— Your goal —
Quote the listing below in its entirety.

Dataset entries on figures
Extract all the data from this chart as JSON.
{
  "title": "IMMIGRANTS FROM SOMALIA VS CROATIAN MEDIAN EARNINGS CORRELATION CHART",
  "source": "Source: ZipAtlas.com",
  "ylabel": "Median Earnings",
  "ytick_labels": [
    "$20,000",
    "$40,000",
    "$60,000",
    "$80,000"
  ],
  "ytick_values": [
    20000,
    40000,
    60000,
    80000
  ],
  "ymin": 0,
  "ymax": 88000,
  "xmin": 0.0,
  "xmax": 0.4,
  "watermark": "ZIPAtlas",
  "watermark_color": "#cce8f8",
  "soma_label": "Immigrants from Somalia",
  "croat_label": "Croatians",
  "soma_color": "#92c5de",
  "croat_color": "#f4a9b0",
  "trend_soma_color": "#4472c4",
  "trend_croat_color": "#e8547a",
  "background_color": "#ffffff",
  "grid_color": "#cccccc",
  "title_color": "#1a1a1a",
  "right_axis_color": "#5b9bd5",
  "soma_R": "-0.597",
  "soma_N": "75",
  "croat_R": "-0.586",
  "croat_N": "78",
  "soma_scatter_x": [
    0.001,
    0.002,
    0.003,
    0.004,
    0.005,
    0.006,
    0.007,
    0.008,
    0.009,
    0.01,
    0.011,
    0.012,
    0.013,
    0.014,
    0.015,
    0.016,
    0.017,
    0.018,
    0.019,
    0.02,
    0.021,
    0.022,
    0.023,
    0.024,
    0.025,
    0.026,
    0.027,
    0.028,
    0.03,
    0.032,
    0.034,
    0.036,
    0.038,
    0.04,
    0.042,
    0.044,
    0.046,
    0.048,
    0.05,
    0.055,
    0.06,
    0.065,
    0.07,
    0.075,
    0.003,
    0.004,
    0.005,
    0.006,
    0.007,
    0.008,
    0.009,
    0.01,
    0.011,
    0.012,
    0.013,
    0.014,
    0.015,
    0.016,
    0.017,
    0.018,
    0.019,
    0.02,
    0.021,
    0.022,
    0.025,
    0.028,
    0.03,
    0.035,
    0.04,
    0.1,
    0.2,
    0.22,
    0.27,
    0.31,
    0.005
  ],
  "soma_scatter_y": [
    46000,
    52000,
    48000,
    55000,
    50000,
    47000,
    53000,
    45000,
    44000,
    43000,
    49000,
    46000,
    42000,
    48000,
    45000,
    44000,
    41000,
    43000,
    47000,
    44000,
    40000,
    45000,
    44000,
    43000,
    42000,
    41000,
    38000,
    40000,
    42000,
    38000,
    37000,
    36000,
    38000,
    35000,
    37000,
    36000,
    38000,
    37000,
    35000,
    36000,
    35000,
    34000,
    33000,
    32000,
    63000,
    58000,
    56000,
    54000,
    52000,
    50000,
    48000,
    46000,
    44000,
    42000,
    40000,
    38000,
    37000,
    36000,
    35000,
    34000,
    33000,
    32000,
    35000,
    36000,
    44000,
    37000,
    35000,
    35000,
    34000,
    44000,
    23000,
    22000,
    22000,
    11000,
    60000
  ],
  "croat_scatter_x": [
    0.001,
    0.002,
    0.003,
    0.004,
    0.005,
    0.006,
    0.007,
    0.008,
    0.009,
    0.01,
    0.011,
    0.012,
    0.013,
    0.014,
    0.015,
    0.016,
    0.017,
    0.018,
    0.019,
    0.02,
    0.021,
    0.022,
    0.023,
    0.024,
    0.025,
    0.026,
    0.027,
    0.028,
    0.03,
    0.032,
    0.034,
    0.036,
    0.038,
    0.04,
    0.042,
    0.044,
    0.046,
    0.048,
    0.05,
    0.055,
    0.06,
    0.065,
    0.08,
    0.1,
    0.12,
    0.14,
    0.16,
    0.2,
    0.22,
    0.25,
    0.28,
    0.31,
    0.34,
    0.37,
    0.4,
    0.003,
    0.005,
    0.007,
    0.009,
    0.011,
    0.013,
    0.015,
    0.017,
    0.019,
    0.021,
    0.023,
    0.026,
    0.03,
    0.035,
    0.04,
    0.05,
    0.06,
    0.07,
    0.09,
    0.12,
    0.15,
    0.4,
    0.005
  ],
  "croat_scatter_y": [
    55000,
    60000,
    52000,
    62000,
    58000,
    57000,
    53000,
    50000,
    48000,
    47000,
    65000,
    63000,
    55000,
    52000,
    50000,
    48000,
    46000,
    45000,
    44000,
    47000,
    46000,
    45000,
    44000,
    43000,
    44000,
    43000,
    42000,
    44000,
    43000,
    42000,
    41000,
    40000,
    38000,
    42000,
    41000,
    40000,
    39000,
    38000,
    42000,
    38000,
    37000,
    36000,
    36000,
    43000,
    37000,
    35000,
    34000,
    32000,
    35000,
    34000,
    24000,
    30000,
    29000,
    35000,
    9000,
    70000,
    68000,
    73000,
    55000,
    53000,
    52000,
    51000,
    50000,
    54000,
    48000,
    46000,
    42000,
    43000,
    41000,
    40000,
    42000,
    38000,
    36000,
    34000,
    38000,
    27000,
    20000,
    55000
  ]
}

— The reply —
Extract all the data from this chart as JSON.
{
  "title": "IMMIGRANTS FROM SOMALIA VS CROATIAN MEDIAN EARNINGS CORRELATION CHART",
  "source": "Source: ZipAtlas.com",
  "ylabel": "Median Earnings",
  "ytick_labels": [
    "$20,000",
    "$40,000",
    "$60,000",
    "$80,000"
  ],
  "ytick_values": [
    20000,
    40000,
    60000,
    80000
  ],
  "ymin": 0,
  "ymax": 88000,
  "xmin": 0.0,
  "xmax": 0.4,
  "watermark": "ZIPAtlas",
  "watermark_color": "#cce8f8",
  "soma_label": "Immigrants from Somalia",
  "croat_label": "Croatians",
  "soma_color": "#92c5de",
  "croat_color": "#f4a9b0",
  "trend_soma_color": "#4472c4",
  "trend_croat_color": "#e8547a",
  "background_color": "#ffffff",
  "grid_color": "#cccccc",
  "title_color": "#1a1a1a",
  "right_axis_color": "#5b9bd5",
  "soma_R": "-0.597",
  "soma_N": "75",
  "croat_R": "-0.586",
  "croat_N": "78",
  "soma_scatter_x": [
    0.001,
    0.002,
    0.003,
    0.004,
    0.005,
    0.006,
    0.007,
    0.008,
    0.009,
    0.01,
    0.011,
    0.012,
    0.013,
    0.014,
    0.015,
    0.016,
    0.017,
    0.018,
    0.019,
    0.02,
    0.021,
    0.022,
    0.023,
    0.024,
    0.025,
    0.026,
    0.027,
    0.028,
    0.03,
    0.032,
    0.034,
    0.036,
    0.038,
    0.04,
    0.042,
    0.044,
    0.046,
    0.048,
    0.05,
    0.055,
    0.06,
    0.065,
    0.07,
    0.075,
    0.003,
    0.004,
    0.005,
    0.006,
    0.007,
    0.008,
    0.009,
    0.01,
    0.011,
    0.012,
    0.013,
    0.014,
    0.015,
    0.016,
    0.017,
    0.018,
    0.019,
    0.02,
    0.021,
    0.022,
    0.025,
    0.028,
    0.03,
    0.035,
    0.04,
    0.1,
    0.2,
    0.22,
    0.27,
    0.31,
    0.005
  ],
  "soma_scatter_y": [
    46000,
    52000,
    48000,
    55000,
    50000,
    47000,
    53000,
    45000,
    44000,
    43000,
    49000,
    46000,
    42000,
    48000,
    45000,
    44000,
    41000,
    43000,
    47000,
    44000,
    40000,
    45000,
    44000,
    43000,
    42000,
    41000,
    38000,
    40000,
    42000,
    38000,
    37000,
    36000,
    38000,
    35000,
    37000,
    36000,
    38000,
    37000,
    35000,
    36000,
    35000,
    34000,
    33000,
    32000,
    63000,
    58000,
    56000,
    54000,
    52000,
    50000,
    48000,
    46000,
    44000,
    42000,
    40000,
    38000,
    37000,
    36000,
    35000,
    34000,
    33000,
    32000,
    35000,
    36000,
    44000,
    37000,
    35000,
    35000,
    34000,
    44000,
    23000,
    22000,
    22000,
    11000,
    60000
  ],
  "croat_scatter_x": [
    0.001,
    0.002,
    0.003,
    0.004,
    0.005,
    0.006,
    0.007,
    0.008,
    0.009,
    0.01,
    0.011,
    0.012,
    0.013,
    0.014,
    0.015,
    0.016,
    0.017,
    0.018,
    0.019,
    0.02,
    0.021,
    0.022,
    0.023,
    0.024,
    0.025,
    0.026,
    0.027,
    0.028,
    0.03,
    0.032,
    0.034,
    0.036,
    0.038,
    0.04,
    0.042,
    0.044,
    0.046,
    0.048,
    0.05,
    0.055,
    0.06,
    0.065,
    0.08,
    0.1,
    0.12,
    0.14,
    0.16,
    0.2,
    0.22,
    0.25,
    0.28,
    0.31,
    0.34,
    0.37,
    0.4,
    0.003,
    0.005,
    0.007,
    0.009,
    0.011,
    0.013,
    0.015,
    0.017,
    0.019,
    0.021,
    0.023,
    0.026,
    0.03,
    0.035,
    0.04,
    0.05,
    0.06,
    0.07,
    0.09,
    0.12,
    0.15,
    0.4,
    0.005
  ],
  "croat_scatter_y": [
    55000,
    60000,
    52000,
    62000,
    58000,
    57000,
    53000,
    50000,
    48000,
    47000,
    65000,
    63000,
    55000,
    52000,
    50000,
    48000,
    46000,
    45000,
    44000,
    47000,
    46000,
    45000,
    44000,
    43000,
    44000,
    43000,
    42000,
    44000,
    43000,
    42000,
    41000,
    40000,
    38000,
    42000,
    41000,
    40000,
    39000,
    38000,
    42000,
    38000,
    37000,
    36000,
    36000,
    43000,
    37000,
    35000,
    34000,
    32000,
    35000,
    34000,
    24000,
    30000,
    29000,
    35000,
    9000,
    70000,
    68000,
    73000,
    55000,
    53000,
    52000,
    51000,
    50000,
    54000,
    48000,
    46000,
    42000,
    43000,
    41000,
    40000,
    42000,
    38000,
    36000,
    34000,
    38000,
    27000,
    20000,
    55000
  ]
}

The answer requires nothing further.